Exercise description
Your task is to output the entries below word for word.

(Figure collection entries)
+--

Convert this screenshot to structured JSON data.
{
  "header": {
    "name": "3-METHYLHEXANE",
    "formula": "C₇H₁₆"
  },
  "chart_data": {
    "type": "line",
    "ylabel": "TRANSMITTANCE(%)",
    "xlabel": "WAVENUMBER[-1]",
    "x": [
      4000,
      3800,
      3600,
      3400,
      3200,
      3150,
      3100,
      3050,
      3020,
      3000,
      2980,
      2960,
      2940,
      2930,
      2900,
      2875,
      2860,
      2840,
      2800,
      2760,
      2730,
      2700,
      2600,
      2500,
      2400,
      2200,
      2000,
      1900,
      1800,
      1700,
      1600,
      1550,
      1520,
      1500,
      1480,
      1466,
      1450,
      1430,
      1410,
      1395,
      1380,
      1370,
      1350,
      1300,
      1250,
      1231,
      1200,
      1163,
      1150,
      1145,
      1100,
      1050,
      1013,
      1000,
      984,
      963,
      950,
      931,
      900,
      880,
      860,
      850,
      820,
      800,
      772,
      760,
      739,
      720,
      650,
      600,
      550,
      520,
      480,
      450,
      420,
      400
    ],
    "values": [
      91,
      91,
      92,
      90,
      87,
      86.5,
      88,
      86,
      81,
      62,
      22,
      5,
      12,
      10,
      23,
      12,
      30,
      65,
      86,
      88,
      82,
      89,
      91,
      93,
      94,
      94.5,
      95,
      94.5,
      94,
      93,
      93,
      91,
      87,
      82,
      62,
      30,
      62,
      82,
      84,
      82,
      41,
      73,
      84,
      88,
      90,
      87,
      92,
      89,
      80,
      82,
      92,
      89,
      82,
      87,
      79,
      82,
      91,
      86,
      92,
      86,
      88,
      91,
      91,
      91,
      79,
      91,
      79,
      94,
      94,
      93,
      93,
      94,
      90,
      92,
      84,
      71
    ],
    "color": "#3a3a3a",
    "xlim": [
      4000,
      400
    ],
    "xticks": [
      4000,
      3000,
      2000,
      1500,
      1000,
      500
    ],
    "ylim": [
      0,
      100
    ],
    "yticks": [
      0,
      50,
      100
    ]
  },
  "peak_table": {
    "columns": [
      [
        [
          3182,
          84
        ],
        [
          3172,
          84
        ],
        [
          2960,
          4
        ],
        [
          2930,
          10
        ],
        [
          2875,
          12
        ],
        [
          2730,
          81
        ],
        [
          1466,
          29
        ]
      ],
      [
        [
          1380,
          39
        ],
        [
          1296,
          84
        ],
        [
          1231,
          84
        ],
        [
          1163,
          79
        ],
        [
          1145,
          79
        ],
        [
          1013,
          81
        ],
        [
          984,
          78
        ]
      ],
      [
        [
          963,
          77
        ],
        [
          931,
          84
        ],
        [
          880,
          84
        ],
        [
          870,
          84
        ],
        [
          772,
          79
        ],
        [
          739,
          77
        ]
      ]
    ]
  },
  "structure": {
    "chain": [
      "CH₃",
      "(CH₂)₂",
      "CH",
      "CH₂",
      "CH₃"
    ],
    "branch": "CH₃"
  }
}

+--

Answer to this exercise
Convert this screenshot to structured JSON data.
{
  "header": {
    "name": "3-METHYLHEXANE",
    "formula": "C₇H₁₆"
  },
  "chart_data": {
    "type": "line",
    "ylabel": "TRANSMITTANCE(%)",
    "xlabel": "WAVENUMBER[-1]",
    "x": [
      4000,
      3800,
      3600,
      3400,
      3200,
      3150,
      3100,
      3050,
      3020,
      3000,
      2980,
      2960,
      2940,
      2930,
      2900,
      2875,
      2860,
      2840,
      2800,
      2760,
      2730,
      2700,
      2600,
      2500,
      2400,
      2200,
      2000,
      1900,
      1800,
      1700,
      1600,
      1550,
      1520,
      1500,
      1480,
      1466,
      1450,
      1430,
      1410,
      1395,
      1380,
      1370,
      1350,
      1300,
      1250,
      1231,
      1200,
      1163,
      1150,
      1145,
      1100,
      1050,
      1013,
      1000,
      984,
      963,
      950,
      931,
      900,
      880,
      860,
      850,
      820,
      800,
      772,
      760,
      739,
      720,
      650,
      600,
      550,
      520,
      480,
      450,
      420,
      400
    ],
    "values": [
      91,
      91,
      92,
      90,
      87,
      86.5,
      88,
      86,
      81,
      62,
      22,
      5,
      12,
      10,
      23,
      12,
      30,
      65,
      86,
      88,
      82,
      89,
      91,
      93,
      94,
      94.5,
      95,
      94.5,
      94,
      93,
      93,
      91,
      87,
      82,
      62,
      30,
      62,
      82,
      84,
      82,
      41,
      73,
      84,
      88,
      90,
      87,
      92,
      89,
      80,
      82,
      92,
      89,
      82,
      87,
      79,
      82,
      91,
      86,
      92,
      86,
      88,
      91,
      91,
      91,
      79,
      91,
      79,
      94,
      94,
      93,
      93,
      94,
      90,
      92,
      84,
      71
    ],
    "color": "#3a3a3a",
    "xlim": [
      4000,
      400
    ],
    "xticks": [
      4000,
      3000,
      2000,
      1500,
      1000,
      500
    ],
    "ylim": [
      0,
      100
    ],
    "yticks": [
      0,
      50,
      100
    ]
  },
  "peak_table": {
    "columns": [
      [
        [
          3182,
          84
        ],
        [
          3172,
          84
        ],
        [
          2960,
          4
        ],
        [
          2930,
          10
        ],
        [
          2875,
          12
        ],
        [
          2730,
          81
        ],
        [
          1466,
          29
        ]
      ],
      [
        [
          1380,
          39
        ],
        [
          1296,
          84
        ],
        [
          1231,
          84
        ],
        [
          1163,
          79
        ],
        [
          1145,
          79
        ],
        [
          1013,
          81
        ],
        [
          984,
          78
        ]
      ],
      [
        [
          963,
          77
        ],
        [
          931,
          84
        ],
        [
          880,
          84
        ],
        [
          870,
          84
        ],
        [
          772,
          79
        ],
        [
          739,
          77
        ]
      ]
    ]
  },
  "structure": {
    "chain": [
      "CH₃",
      "(CH₂)₂",
      "CH",
      "CH₂",
      "CH₃"
    ],
    "branch": "CH₃"
  }
}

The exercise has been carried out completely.